TASK DIRECTIONS
Make an exact copy of the listing below.

# # # #

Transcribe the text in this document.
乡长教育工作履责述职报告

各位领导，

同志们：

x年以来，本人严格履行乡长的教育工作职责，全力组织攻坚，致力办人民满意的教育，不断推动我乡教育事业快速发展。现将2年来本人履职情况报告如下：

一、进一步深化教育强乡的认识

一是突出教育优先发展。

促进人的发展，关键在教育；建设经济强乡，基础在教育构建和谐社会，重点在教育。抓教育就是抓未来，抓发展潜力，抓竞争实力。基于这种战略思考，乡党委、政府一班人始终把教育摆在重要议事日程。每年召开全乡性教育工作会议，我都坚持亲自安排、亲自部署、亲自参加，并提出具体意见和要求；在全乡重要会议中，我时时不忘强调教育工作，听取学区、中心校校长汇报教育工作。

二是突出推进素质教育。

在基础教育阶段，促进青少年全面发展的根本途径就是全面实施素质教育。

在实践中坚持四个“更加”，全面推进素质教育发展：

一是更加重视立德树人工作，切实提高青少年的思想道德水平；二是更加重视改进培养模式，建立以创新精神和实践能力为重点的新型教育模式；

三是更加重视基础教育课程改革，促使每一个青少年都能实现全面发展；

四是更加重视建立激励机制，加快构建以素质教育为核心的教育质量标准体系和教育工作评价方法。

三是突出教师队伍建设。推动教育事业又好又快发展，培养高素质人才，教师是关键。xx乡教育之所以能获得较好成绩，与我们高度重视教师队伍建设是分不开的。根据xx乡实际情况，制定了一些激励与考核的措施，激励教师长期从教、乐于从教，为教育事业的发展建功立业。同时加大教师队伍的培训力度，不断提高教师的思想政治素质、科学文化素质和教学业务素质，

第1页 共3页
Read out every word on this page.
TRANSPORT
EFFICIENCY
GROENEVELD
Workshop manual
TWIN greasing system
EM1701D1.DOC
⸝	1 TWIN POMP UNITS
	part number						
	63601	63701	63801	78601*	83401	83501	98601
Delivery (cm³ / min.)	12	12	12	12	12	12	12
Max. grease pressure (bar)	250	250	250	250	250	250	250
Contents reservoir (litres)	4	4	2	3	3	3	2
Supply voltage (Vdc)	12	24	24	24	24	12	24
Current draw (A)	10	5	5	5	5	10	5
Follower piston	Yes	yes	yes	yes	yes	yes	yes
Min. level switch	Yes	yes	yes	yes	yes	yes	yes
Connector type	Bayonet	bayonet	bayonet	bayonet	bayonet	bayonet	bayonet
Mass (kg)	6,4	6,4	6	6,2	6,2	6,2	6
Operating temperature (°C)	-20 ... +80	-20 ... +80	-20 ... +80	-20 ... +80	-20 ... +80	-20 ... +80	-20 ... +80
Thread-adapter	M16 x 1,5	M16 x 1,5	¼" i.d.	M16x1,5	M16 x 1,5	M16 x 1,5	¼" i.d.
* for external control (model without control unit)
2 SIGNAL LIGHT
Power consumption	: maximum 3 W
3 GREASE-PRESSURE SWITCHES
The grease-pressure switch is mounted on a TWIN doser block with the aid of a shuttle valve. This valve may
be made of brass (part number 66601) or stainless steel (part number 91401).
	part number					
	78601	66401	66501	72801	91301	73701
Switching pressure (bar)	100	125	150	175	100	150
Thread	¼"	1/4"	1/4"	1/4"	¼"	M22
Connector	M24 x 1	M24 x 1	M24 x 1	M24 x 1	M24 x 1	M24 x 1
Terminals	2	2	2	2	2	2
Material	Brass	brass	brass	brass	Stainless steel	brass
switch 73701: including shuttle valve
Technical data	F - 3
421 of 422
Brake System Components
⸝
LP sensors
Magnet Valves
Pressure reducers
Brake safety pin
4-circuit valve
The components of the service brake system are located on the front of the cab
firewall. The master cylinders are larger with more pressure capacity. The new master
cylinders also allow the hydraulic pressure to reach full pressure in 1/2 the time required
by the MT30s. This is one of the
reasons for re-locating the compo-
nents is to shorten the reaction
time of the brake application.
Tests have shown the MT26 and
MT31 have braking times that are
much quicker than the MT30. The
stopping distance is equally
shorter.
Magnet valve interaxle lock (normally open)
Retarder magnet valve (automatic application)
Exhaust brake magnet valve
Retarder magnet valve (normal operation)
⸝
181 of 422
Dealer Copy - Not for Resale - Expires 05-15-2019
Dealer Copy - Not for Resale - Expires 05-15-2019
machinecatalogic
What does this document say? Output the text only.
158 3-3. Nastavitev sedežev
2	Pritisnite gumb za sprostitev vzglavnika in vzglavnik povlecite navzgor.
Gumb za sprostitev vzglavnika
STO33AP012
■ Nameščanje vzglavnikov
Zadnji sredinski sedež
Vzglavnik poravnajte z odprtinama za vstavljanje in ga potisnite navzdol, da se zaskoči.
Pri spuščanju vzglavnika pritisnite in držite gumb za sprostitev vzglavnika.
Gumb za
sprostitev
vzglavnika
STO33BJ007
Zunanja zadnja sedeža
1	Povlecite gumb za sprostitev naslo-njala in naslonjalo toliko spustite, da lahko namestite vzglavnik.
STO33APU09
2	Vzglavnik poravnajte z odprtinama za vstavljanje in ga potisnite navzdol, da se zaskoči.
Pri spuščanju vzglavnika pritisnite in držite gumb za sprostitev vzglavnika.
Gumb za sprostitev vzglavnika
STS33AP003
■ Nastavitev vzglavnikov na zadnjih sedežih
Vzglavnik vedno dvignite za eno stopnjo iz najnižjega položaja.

# # # #

THE OUTPUT
Transcribe the text in this document.
乡长教育工作履责述职报告

各位领导，

同志们：

x年以来，本人严格履行乡长的教育工作职责，全力组织攻坚，致力办人民满意的教育，不断推动我乡教育事业快速发展。现将2年来本人履职情况报告如下：

一、进一步深化教育强乡的认识

一是突出教育优先发展。

促进人的发展，关键在教育；建设经济强乡，基础在教育构建和谐社会，重点在教育。抓教育就是抓未来，抓发展潜力，抓竞争实力。基于这种战略思考，乡党委、政府一班人始终把教育摆在重要议事日程。每年召开全乡性教育工作会议，我都坚持亲自安排、亲自部署、亲自参加，并提出具体意见和要求；在全乡重要会议中，我时时不忘强调教育工作，听取学区、中心校校长汇报教育工作。

二是突出推进素质教育。

在基础教育阶段，促进青少年全面发展的根本途径就是全面实施素质教育。

在实践中坚持四个“更加”，全面推进素质教育发展：

一是更加重视立德树人工作，切实提高青少年的思想道德水平；二是更加重视改进培养模式，建立以创新精神和实践能力为重点的新型教育模式；

三是更加重视基础教育课程改革，促使每一个青少年都能实现全面发展；

四是更加重视建立激励机制，加快构建以素质教育为核心的教育质量标准体系和教育工作评价方法。

三是突出教师队伍建设。推动教育事业又好又快发展，培养高素质人才，教师是关键。xx乡教育之所以能获得较好成绩，与我们高度重视教师队伍建设是分不开的。根据xx乡实际情况，制定了一些激励与考核的措施，激励教师长期从教、乐于从教，为教育事业的发展建功立业。同时加大教师队伍的培训力度，不断提高教师的思想政治素质、科学文化素质和教学业务素质，

第1页 共3页
Read out every word on this page.
TRANSPORT
EFFICIENCY
GROENEVELD
Workshop manual
TWIN greasing system
EM1701D1.DOC
⸝	1 TWIN POMP UNITS
	part number						
	63601	63701	63801	78601*	83401	83501	98601
Delivery (cm³ / min.)	12	12	12	12	12	12	12
Max. grease pressure (bar)	250	250	250	250	250	250	250
Contents reservoir (litres)	4	4	2	3	3	3	2
Supply voltage (Vdc)	12	24	24	24	24	12	24
Current draw (A)	10	5	5	5	5	10	5
Follower piston	Yes	yes	yes	yes	yes	yes	yes
Min. level switch	Yes	yes	yes	yes	yes	yes	yes
Connector type	Bayonet	bayonet	bayonet	bayonet	bayonet	bayonet	bayonet
Mass (kg)	6,4	6,4	6	6,2	6,2	6,2	6
Operating temperature (°C)	-20 ... +80	-20 ... +80	-20 ... +80	-20 ... +80	-20 ... +80	-20 ... +80	-20 ... +80
Thread-adapter	M16 x 1,5	M16 x 1,5	¼" i.d.	M16x1,5	M16 x 1,5	M16 x 1,5	¼" i.d.
* for external control (model without control unit)
2 SIGNAL LIGHT
Power consumption	: maximum 3 W
3 GREASE-PRESSURE SWITCHES
The grease-pressure switch is mounted on a TWIN doser block with the aid of a shuttle valve. This valve may
be made of brass (part number 66601) or stainless steel (part number 91401).
	part number					
	78601	66401	66501	72801	91301	73701
Switching pressure (bar)	100	125	150	175	100	150
Thread	¼"	1/4"	1/4"	1/4"	¼"	M22
Connector	M24 x 1	M24 x 1	M24 x 1	M24 x 1	M24 x 1	M24 x 1
Terminals	2	2	2	2	2	2
Material	Brass	brass	brass	brass	Stainless steel	brass
switch 73701: including shuttle valve
Technical data	F - 3
421 of 422
Brake System Components
⸝
LP sensors
Magnet Valves
Pressure reducers
Brake safety pin
4-circuit valve
The components of the service brake system are located on the front of the cab
firewall. The master cylinders are larger with more pressure capacity. The new master
cylinders also allow the hydraulic pressure to reach full pressure in 1/2 the time required
by the MT30s. This is one of the
reasons for re-locating the compo-
nents is to shorten the reaction
time of the brake application.
Tests have shown the MT26 and
MT31 have braking times that are
much quicker than the MT30. The
stopping distance is equally
shorter.
Magnet valve interaxle lock (normally open)
Retarder magnet valve (automatic application)
Exhaust brake magnet valve
Retarder magnet valve (normal operation)
⸝
181 of 422
Dealer Copy - Not for Resale - Expires 05-15-2019
Dealer Copy - Not for Resale - Expires 05-15-2019
machinecatalogic
What does this document say? Output the text only.
158 3-3. Nastavitev sedežev
2	Pritisnite gumb za sprostitev vzglavnika in vzglavnik povlecite navzgor.
Gumb za sprostitev vzglavnika
STO33AP012
■ Nameščanje vzglavnikov
Zadnji sredinski sedež
Vzglavnik poravnajte z odprtinama za vstavljanje in ga potisnite navzdol, da se zaskoči.
Pri spuščanju vzglavnika pritisnite in držite gumb za sprostitev vzglavnika.
Gumb za
sprostitev
vzglavnika
STO33BJ007
Zunanja zadnja sedeža
1	Povlecite gumb za sprostitev naslo-njala in naslonjalo toliko spustite, da lahko namestite vzglavnik.
STO33APU09
2	Vzglavnik poravnajte z odprtinama za vstavljanje in ga potisnite navzdol, da se zaskoči.
Pri spuščanju vzglavnika pritisnite in držite gumb za sprostitev vzglavnika.
Gumb za sprostitev vzglavnika
STS33AP003
■ Nastavitev vzglavnikov na zadnjih sedežih
Vzglavnik vedno dvignite za eno stopnjo iz najnižjega položaja.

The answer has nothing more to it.